# [Extrait du document]
'''

Pistes cyclables et biofuel
Parmi les plus grands projets urbains en Europe, cette ancienne zone portuaire a déjà vu fleurir des bâtiments connectés pour une meilleure maîtrise de la dépense énergétique, un réseau souterrain de récupération des déchets et une usine de biocombustibles, le tout dans une verdure à foison. Dans l’air du temps, ce cadre est amené à accueillir 35 000 employés et 12 000 logements. Le projet sert aussi de pilote aux leaders de l’industrie locale comme ABB et Electrolux et aux universités comme le Royal Institute of Technology pour envisager l’urbanisme de demain.
En centre-ville, la Norrsken House, un cluster créatif hébergé dans un ancien dépôt de tram, s’intéresse aux moyens technologiques de rendre le monde plus vivable. Créé par Niklas Adalberth, un des fondateurs de la banque en ligne Klarna – une des cinq “licornes” nées à Stockholm avec Skype, Spotify et les éditeurs de jeu King et Mojang –, ce vaste espace de coworking s’inscrit à sa manière dans une scène high-tech ultra dynamique. Alors qu’un cinquième de sa population travaille dans le secteur, Stockholm recense en effet plusieurs grands hubs d’innovation comme Sup46 et The Factory, mais aussi des start-up prometteuses, pour certaines impliquées dans une vraie qualité de vie à l’image de la plate-forme de téléconsultations médicales Kry ou de Noomi et ses bracelets connectés pour simplifier le quotidien des personnes âgées.
Nous, futurs travailleurs, sommes prêts à questionner notre zone de confort pour que la société change profondément.
Manifeste pour un réveil écologique
“Stockholm, Amsterdam, Copenhague ont changé les modes de vie, limité le nombre de voitures, soutenu les mobilités alternatives. Cela pousse à développer les nouvelles technologies, remarque Vladislava Iovkova, directrice de l’entité de conseil Strategy& de PwC. Certes, il est plus facile, à petite échelle, de chercher des solutions sur l’économie circulaire qu’à Paris, mais au final, les grandes villes historiques se retrouvent un peu à la traîne.”
Si les villes d’affaires leaders sont contraintes de revoir leur modèle face à l’urgence climatique, elles sont également mises au défi de se réinventer sous peine de perdre de leur attractivité vis-à-vis des nouveaux diplômés. Une attractivité qui ne se mesure plus seulement à l’aune de leur rayonnement économique, mais aussi à partir de critères liés à la durabilité, à la qualité de vie ; en gros, sur l’ajustement entre valeurs profondes et activité professionnelle.

'''

# [Matériel fourni]
'''

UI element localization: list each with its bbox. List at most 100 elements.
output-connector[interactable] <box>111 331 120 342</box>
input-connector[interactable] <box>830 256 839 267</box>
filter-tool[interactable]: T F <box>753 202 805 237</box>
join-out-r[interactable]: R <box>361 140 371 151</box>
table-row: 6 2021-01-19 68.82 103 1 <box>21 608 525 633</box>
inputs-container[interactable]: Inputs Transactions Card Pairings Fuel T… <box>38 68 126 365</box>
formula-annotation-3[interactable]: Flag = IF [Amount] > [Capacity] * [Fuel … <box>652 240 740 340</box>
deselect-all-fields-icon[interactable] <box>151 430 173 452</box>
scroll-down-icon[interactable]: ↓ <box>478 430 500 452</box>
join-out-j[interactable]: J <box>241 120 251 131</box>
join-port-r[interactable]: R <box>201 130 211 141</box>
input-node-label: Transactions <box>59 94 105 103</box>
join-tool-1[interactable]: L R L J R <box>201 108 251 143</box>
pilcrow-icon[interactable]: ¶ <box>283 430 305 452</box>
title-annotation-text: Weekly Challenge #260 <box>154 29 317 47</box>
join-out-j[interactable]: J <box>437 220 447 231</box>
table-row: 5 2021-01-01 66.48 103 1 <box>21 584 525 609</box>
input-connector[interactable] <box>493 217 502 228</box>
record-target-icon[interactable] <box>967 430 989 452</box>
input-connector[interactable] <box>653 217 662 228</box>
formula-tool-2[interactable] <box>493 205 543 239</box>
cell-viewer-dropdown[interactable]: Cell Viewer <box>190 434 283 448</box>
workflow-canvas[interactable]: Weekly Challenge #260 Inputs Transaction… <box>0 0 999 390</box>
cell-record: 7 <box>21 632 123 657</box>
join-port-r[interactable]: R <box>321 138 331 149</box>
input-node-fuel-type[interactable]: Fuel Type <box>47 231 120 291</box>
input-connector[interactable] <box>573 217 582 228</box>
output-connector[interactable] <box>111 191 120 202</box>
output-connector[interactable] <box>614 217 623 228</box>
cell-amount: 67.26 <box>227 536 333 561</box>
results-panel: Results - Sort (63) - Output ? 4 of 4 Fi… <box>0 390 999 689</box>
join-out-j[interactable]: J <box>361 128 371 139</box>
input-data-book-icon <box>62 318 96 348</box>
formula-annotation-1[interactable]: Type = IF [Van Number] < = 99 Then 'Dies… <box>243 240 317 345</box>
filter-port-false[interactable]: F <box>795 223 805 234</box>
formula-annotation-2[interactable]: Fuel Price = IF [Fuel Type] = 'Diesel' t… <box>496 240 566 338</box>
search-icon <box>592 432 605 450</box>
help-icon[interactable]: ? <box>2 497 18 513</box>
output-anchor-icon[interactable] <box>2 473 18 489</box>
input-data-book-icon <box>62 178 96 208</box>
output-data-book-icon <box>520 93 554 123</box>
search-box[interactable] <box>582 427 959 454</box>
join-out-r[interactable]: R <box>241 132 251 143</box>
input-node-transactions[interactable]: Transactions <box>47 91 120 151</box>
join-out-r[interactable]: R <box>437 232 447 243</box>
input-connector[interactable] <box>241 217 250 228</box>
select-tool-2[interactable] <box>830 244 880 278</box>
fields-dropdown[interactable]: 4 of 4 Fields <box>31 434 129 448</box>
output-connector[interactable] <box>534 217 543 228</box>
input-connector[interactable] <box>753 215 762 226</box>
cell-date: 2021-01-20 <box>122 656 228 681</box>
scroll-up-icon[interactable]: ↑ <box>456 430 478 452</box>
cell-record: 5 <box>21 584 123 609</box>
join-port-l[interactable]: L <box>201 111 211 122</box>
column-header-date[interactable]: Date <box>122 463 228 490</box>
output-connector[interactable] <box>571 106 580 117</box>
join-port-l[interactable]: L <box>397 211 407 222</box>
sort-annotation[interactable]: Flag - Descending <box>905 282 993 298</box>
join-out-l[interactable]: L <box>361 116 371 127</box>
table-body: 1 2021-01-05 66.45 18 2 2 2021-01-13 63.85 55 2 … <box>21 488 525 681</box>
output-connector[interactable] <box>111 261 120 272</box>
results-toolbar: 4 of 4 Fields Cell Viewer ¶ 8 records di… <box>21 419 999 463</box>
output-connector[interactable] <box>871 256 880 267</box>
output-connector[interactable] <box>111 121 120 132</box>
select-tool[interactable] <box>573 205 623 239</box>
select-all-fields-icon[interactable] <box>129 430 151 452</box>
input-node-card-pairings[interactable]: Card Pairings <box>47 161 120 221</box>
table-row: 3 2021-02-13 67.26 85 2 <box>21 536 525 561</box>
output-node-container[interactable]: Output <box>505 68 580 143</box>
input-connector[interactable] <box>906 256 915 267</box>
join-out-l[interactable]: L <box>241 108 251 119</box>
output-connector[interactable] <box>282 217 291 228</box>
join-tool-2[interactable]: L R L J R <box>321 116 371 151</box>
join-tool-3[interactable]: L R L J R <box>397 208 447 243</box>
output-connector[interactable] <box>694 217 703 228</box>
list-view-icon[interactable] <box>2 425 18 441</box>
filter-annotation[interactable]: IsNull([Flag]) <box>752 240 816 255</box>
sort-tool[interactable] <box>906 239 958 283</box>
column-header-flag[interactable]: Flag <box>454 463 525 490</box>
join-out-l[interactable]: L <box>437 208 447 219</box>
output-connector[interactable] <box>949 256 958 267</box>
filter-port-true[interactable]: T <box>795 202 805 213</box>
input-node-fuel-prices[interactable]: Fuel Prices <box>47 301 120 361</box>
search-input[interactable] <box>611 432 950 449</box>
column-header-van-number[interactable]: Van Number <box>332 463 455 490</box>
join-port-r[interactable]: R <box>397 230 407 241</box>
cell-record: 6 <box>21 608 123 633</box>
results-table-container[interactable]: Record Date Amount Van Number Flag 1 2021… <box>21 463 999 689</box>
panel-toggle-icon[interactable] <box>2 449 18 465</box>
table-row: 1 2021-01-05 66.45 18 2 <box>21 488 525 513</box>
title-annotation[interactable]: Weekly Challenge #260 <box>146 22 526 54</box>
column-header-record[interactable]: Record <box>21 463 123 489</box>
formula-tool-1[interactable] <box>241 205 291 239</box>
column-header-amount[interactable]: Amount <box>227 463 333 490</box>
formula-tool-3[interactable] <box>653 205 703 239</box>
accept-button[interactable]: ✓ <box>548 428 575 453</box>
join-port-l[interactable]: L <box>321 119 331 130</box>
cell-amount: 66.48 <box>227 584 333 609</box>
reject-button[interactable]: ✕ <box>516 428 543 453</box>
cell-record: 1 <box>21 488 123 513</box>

'''

# [Travail à réaliser]
[1] D'après l'extrait, dans quel lieu la Norrsken House est-elle hébergée ?
[2] Recopiez le passage de l'extrait commençant par "En centre-ville, la" et se terminant par "des personnes âgées.", en changeant "dépôt" en "hangar".
Le matériel fourni est indépendant de l'extrait.

# [Résultats de l'exercice]
[1] Dans un ancien dépôt de tram.

[2]
En centre-ville, la Norrsken House, un cluster créatif hébergé dans un ancien hangar de tram, s’intéresse aux moyens technologiques de rendre le monde plus vivable. Créé par Niklas Adalberth, un des fondateurs de la banque en ligne Klarna – une des cinq “licornes” nées à Stockholm avec Skype, Spotify et les éditeurs de jeu King et Mojang –, ce vaste espace de coworking s’inscrit à sa manière dans une scène high-tech ultra dynamique. Alors qu’un cinquième de sa population travaille dans le secteur, Stockholm recense en effet plusieurs grands hubs d’innovation comme Sup46 et The Factory, mais aussi des start-up prometteuses, pour certaines impliquées dans une vraie qualité de vie à l’image de la plate-forme de téléconsultations médicales Kry ou de Noomi et ses bracelets connectés pour simplifier le quotidien des personnes âgées.